Please rewrite the lines starting at the first one and ending at the one containing "tab-like[interactable]: 赞 4万", changing "comment-button" to "reply-button" and keeping everything else the same.

:: DATA SHOWN ::

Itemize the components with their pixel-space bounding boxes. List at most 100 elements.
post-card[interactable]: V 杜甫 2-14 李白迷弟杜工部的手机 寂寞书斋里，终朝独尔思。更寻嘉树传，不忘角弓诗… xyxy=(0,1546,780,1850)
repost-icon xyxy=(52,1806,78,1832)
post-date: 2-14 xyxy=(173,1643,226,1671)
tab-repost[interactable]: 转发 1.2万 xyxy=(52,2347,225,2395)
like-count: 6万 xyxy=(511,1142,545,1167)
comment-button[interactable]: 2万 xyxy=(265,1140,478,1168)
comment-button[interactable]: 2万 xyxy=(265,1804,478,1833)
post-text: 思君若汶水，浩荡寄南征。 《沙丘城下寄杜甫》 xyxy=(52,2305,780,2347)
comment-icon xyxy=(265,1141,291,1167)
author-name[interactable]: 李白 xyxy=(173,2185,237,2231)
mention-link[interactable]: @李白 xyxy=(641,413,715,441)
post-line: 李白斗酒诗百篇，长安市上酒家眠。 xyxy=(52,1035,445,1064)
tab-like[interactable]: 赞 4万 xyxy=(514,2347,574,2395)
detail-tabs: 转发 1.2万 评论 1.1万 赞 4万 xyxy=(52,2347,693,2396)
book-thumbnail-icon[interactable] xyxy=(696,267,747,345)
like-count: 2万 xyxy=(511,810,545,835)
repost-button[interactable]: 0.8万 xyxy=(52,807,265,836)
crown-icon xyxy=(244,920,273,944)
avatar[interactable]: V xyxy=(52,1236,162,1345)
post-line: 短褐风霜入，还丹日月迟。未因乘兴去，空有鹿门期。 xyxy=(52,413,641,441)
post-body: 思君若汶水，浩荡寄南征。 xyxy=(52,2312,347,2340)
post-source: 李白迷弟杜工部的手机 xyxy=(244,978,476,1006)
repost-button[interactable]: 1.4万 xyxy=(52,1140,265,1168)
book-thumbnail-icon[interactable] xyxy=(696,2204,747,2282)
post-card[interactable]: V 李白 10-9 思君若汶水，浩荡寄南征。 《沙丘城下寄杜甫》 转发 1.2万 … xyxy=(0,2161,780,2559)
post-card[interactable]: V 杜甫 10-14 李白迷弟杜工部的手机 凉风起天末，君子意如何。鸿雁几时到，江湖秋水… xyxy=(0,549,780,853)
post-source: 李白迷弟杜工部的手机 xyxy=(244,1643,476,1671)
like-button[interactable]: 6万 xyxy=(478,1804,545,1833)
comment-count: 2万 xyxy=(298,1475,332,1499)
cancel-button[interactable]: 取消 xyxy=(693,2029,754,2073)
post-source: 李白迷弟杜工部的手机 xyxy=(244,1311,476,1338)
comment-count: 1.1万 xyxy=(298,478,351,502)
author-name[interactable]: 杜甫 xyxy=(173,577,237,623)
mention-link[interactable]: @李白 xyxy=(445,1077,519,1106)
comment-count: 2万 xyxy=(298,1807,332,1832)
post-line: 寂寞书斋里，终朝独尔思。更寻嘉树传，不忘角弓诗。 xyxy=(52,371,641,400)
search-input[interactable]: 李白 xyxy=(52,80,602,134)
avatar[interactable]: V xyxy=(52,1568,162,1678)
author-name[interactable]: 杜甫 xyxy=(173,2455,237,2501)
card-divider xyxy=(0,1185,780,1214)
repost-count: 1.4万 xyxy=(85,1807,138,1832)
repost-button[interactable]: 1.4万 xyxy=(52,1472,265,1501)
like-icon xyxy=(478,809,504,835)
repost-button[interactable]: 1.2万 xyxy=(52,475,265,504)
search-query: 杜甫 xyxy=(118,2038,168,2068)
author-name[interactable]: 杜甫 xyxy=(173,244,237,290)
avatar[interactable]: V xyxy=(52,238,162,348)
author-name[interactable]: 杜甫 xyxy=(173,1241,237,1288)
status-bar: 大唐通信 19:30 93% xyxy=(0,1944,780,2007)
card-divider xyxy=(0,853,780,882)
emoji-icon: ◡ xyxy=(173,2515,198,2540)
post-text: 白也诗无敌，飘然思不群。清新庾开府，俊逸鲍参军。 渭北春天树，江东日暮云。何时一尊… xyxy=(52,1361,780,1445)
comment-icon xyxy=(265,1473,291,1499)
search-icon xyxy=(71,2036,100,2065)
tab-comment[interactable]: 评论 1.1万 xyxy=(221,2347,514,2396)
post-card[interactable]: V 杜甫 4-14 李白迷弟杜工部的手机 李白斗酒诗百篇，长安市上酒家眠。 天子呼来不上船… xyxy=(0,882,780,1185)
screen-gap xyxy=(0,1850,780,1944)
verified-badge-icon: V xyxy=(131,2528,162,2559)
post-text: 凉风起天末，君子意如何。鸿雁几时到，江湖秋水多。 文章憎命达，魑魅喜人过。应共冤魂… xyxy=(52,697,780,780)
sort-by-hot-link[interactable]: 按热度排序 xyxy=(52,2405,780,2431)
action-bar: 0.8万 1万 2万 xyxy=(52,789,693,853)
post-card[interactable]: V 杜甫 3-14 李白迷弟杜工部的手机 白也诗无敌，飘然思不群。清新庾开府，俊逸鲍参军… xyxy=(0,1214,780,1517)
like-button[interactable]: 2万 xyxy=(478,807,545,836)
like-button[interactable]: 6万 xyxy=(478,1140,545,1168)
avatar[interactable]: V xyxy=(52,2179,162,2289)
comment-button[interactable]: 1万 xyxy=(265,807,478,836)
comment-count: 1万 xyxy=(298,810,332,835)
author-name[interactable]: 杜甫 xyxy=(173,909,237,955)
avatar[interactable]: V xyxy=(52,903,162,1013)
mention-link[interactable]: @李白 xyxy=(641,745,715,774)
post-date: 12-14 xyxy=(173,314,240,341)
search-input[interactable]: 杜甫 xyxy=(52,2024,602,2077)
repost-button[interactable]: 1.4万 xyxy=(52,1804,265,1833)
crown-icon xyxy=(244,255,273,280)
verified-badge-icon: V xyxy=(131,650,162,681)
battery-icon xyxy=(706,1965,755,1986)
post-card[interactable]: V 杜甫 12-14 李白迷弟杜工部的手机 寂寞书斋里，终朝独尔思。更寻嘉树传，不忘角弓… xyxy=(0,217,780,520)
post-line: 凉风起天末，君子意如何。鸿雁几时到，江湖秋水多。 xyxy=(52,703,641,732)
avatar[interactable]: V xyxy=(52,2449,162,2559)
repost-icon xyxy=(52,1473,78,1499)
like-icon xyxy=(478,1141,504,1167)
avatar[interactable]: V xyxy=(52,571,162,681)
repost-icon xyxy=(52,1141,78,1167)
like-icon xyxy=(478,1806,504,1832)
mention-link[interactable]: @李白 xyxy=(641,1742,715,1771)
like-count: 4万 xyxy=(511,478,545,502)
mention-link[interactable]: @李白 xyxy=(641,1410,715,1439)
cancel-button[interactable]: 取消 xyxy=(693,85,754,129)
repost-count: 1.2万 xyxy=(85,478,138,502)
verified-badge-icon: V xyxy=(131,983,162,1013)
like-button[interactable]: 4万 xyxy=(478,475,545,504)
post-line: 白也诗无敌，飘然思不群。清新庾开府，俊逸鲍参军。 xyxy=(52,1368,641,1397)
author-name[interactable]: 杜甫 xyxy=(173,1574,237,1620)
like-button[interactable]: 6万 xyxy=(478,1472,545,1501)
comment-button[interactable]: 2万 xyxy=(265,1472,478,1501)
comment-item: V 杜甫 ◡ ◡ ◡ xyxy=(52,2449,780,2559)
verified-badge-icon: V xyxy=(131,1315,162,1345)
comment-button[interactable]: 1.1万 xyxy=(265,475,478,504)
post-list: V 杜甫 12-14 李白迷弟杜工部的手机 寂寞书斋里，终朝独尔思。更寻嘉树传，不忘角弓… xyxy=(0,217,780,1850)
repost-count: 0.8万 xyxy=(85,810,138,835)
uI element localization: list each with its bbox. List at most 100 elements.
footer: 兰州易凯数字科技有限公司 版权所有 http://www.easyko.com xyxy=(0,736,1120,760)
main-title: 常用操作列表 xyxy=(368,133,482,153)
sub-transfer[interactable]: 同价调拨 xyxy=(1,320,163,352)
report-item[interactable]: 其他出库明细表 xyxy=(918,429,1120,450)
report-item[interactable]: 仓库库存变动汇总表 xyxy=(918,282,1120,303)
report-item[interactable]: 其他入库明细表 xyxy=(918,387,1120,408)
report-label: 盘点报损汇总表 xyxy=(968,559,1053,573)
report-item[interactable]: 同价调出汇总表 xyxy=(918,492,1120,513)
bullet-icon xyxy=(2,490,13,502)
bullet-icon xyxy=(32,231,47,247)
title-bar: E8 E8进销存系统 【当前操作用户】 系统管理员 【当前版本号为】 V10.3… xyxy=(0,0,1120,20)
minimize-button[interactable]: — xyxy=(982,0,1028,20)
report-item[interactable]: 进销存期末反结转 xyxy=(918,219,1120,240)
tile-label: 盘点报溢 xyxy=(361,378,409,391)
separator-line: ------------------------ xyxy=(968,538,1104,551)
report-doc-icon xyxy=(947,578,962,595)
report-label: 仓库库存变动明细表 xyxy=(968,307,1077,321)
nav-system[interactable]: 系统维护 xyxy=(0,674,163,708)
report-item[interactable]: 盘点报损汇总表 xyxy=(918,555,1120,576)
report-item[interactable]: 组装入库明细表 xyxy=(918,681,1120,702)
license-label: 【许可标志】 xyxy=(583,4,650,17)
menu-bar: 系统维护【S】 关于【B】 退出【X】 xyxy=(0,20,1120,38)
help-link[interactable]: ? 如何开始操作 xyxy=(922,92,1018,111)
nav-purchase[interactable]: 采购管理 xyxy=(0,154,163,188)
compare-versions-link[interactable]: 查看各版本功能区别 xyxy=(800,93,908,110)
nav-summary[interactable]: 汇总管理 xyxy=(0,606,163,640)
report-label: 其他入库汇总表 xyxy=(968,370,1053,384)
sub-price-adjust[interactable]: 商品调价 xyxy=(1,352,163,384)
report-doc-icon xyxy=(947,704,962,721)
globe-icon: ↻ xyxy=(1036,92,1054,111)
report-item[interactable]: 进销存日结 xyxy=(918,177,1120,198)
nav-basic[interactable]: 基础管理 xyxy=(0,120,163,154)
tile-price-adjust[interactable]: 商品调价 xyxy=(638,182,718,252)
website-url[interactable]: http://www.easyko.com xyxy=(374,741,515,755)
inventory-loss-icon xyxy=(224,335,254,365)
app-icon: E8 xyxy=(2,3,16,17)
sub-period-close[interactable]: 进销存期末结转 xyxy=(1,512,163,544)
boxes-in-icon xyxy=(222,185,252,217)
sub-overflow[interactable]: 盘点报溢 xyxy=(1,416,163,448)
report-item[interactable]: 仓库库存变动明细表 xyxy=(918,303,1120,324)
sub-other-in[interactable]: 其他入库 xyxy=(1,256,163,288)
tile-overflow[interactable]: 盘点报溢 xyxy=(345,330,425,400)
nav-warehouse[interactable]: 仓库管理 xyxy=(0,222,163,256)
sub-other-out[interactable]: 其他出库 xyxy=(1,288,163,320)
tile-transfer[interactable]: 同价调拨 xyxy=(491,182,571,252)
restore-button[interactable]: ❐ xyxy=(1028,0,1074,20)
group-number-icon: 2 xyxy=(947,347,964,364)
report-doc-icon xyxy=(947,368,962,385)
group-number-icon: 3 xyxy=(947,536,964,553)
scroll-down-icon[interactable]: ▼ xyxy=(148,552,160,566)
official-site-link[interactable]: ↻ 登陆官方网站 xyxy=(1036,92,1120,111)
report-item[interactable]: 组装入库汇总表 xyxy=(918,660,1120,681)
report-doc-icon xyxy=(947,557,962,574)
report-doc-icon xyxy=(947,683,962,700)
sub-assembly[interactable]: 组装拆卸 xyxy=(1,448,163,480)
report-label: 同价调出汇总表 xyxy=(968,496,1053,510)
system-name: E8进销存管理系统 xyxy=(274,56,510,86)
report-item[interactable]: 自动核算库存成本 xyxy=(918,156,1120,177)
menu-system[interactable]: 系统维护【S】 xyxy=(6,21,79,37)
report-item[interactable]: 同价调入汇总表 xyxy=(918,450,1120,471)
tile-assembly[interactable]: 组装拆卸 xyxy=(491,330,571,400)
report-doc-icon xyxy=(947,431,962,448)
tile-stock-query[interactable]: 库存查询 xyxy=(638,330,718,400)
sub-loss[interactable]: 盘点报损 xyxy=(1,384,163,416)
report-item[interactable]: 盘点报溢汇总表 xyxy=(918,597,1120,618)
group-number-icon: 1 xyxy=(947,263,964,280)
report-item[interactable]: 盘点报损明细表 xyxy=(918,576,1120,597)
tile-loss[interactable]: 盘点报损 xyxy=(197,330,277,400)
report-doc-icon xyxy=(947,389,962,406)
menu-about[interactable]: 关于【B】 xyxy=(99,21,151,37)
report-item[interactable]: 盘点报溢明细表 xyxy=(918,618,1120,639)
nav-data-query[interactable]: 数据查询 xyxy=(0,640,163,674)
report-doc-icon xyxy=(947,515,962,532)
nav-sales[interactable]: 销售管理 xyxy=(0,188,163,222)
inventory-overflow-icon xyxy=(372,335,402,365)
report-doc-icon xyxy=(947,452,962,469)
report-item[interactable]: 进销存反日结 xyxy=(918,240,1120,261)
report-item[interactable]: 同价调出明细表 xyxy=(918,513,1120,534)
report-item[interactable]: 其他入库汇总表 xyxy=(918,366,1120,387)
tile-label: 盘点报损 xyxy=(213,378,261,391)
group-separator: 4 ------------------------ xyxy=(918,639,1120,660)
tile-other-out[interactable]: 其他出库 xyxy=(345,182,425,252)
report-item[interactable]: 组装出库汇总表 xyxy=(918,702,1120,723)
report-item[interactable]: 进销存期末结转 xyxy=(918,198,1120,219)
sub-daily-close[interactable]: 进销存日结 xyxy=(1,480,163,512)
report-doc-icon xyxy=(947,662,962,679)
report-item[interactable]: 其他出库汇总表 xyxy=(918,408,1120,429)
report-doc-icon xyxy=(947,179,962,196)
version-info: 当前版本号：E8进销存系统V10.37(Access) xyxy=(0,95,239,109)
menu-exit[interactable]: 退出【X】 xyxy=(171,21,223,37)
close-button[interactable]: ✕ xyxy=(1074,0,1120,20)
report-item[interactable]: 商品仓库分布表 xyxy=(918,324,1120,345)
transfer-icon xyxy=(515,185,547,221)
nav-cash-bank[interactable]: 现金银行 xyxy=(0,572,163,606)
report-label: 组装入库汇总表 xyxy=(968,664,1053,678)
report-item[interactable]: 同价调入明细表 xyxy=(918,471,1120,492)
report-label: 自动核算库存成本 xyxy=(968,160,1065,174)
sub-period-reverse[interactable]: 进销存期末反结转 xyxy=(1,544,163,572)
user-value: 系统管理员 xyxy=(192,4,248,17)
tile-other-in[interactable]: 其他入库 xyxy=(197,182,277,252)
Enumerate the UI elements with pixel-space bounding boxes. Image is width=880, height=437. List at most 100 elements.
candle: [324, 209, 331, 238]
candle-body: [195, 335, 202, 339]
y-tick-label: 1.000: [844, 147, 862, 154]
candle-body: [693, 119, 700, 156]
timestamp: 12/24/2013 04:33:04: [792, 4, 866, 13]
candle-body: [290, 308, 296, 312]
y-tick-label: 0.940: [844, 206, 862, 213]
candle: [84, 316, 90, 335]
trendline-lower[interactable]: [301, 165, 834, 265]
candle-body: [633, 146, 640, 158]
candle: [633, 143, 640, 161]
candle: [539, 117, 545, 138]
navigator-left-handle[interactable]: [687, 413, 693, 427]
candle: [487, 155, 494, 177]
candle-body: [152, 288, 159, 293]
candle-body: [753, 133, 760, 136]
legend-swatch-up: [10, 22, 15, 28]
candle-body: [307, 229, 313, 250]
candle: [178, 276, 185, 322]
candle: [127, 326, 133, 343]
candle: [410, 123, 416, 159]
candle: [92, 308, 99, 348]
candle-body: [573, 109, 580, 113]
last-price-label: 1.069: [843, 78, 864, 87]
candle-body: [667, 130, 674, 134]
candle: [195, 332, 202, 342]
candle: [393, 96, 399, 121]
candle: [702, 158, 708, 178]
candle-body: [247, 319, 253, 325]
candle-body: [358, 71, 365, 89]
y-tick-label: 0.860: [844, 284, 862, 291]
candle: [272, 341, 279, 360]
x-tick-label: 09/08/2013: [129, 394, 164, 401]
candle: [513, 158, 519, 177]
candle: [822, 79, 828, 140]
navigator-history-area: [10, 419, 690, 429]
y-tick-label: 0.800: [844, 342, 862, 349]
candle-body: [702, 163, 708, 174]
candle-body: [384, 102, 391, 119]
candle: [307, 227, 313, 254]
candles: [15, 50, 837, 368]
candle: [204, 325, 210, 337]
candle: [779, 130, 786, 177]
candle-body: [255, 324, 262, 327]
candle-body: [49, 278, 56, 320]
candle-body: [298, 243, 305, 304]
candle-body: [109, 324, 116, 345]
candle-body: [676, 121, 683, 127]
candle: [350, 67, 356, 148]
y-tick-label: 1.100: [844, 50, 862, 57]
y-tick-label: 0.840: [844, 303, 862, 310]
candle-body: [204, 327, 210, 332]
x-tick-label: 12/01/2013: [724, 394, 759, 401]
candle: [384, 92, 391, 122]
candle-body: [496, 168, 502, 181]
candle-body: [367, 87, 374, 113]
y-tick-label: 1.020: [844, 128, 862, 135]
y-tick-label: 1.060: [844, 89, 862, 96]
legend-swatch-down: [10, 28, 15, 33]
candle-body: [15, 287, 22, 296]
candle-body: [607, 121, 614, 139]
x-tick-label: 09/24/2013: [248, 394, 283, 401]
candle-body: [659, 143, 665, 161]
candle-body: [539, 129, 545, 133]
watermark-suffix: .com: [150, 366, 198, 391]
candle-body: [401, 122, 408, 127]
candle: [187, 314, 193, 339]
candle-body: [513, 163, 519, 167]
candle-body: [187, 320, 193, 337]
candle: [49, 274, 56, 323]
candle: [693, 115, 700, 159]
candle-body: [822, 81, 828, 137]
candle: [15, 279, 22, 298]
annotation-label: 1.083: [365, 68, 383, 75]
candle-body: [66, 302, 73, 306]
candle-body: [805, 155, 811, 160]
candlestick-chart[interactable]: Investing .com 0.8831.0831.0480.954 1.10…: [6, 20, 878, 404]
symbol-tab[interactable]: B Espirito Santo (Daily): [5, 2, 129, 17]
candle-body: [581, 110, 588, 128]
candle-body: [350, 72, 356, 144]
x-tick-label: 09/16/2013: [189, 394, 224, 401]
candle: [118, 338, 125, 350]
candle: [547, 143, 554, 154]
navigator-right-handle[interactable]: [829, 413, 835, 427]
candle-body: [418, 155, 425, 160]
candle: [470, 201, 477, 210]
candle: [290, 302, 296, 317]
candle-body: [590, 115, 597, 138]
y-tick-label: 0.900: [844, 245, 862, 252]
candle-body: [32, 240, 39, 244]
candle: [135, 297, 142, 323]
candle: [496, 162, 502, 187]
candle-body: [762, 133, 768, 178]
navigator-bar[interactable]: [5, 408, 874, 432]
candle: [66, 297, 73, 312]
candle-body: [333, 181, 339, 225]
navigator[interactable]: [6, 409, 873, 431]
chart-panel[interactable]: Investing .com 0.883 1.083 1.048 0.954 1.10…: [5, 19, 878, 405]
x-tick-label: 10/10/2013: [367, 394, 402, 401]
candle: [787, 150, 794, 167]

:::

# FINAL RESULT
Itemize the components with their pixel-space bounding boxes. List at most 100 elements.
post-card[interactable]: V 杜甫 2-14 李白迷弟杜工部的手机 寂寞书斋里，终朝独尔思。更寻嘉树传，不忘角弓诗… xyxy=(0,1546,780,1850)
repost-icon xyxy=(52,1806,78,1832)
post-date: 2-14 xyxy=(173,1643,226,1671)
tab-repost[interactable]: 转发 1.2万 xyxy=(52,2347,225,2395)
like-count: 6万 xyxy=(511,1142,545,1167)
reply-button[interactable]: 2万 xyxy=(265,1140,478,1168)
reply-button[interactable]: 2万 xyxy=(265,1804,478,1833)
post-text: 思君若汶水，浩荡寄南征。 《沙丘城下寄杜甫》 xyxy=(52,2305,780,2347)
comment-icon xyxy=(265,1141,291,1167)
author-name[interactable]: 李白 xyxy=(173,2185,237,2231)
mention-link[interactable]: @李白 xyxy=(641,413,715,441)
post-line: 李白斗酒诗百篇，长安市上酒家眠。 xyxy=(52,1035,445,1064)
tab-like[interactable]: 赞 4万 xyxy=(514,2347,574,2395)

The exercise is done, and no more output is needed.